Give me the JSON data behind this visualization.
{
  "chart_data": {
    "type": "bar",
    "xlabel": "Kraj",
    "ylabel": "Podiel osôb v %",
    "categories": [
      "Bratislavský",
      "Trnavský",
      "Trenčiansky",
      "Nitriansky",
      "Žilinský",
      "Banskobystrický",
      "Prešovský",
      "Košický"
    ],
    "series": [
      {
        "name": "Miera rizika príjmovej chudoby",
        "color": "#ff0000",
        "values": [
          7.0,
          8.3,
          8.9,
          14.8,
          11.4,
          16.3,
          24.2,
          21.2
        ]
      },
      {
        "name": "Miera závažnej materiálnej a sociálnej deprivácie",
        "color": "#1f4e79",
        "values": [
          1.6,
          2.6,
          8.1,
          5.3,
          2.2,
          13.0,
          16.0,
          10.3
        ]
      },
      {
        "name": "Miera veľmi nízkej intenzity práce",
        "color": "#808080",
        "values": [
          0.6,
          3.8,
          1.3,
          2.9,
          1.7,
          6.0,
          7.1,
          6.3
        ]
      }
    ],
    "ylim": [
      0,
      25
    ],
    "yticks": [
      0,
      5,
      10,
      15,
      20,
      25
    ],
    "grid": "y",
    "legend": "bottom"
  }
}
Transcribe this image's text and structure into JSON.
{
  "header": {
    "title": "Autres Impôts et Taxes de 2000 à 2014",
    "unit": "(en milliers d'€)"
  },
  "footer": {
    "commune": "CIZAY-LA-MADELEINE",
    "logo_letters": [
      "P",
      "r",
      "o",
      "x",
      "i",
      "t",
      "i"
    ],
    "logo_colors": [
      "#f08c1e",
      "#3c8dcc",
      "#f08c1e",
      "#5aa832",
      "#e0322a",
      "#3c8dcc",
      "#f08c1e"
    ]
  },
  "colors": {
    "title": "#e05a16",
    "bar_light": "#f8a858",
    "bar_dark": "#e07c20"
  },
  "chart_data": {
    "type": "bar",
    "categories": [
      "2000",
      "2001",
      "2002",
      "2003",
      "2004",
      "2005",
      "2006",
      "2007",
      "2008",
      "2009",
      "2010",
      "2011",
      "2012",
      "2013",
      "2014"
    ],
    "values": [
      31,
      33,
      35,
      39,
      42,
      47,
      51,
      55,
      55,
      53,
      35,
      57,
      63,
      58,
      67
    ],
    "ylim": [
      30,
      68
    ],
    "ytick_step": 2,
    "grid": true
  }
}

· · ·

**Aim:** Set down all of the entries exactly, please.

**Result of this task:**
Give me the JSON data behind this visualization.
{
  "chart_data": {
    "type": "bar",
    "xlabel": "Kraj",
    "ylabel": "Podiel osôb v %",
    "categories": [
      "Bratislavský",
      "Trnavský",
      "Trenčiansky",
      "Nitriansky",
      "Žilinský",
      "Banskobystrický",
      "Prešovský",
      "Košický"
    ],
    "series": [
      {
        "name": "Miera rizika príjmovej chudoby",
        "color": "#ff0000",
        "values": [
          7.0,
          8.3,
          8.9,
          14.8,
          11.4,
          16.3,
          24.2,
          21.2
        ]
      },
      {
        "name": "Miera závažnej materiálnej a sociálnej deprivácie",
        "color": "#1f4e79",
        "values": [
          1.6,
          2.6,
          8.1,
          5.3,
          2.2,
          13.0,
          16.0,
          10.3
        ]
      },
      {
        "name": "Miera veľmi nízkej intenzity práce",
        "color": "#808080",
        "values": [
          0.6,
          3.8,
          1.3,
          2.9,
          1.7,
          6.0,
          7.1,
          6.3
        ]
      }
    ],
    "ylim": [
      0,
      25
    ],
    "yticks": [
      0,
      5,
      10,
      15,
      20,
      25
    ],
    "grid": "y",
    "legend": "bottom"
  }
}
Transcribe this image's text and structure into JSON.
{
  "header": {
    "title": "Autres Impôts et Taxes de 2000 à 2014",
    "unit": "(en milliers d'€)"
  },
  "footer": {
    "commune": "CIZAY-LA-MADELEINE",
    "logo_letters": [
      "P",
      "r",
      "o",
      "x",
      "i",
      "t",
      "i"
    ],
    "logo_colors": [
      "#f08c1e",
      "#3c8dcc",
      "#f08c1e",
      "#5aa832",
      "#e0322a",
      "#3c8dcc",
      "#f08c1e"
    ]
  },
  "colors": {
    "title": "#e05a16",
    "bar_light": "#f8a858",
    "bar_dark": "#e07c20"
  },
  "chart_data": {
    "type": "bar",
    "categories": [
      "2000",
      "2001",
      "2002",
      "2003",
      "2004",
      "2005",
      "2006",
      "2007",
      "2008",
      "2009",
      "2010",
      "2011",
      "2012",
      "2013",
      "2014"
    ],
    "values": [
      31,
      33,
      35,
      39,
      42,
      47,
      51,
      55,
      55,
      53,
      35,
      57,
      63,
      58,
      67
    ],
    "ylim": [
      30,
      68
    ],
    "ytick_step": 2,
    "grid": true
  }
}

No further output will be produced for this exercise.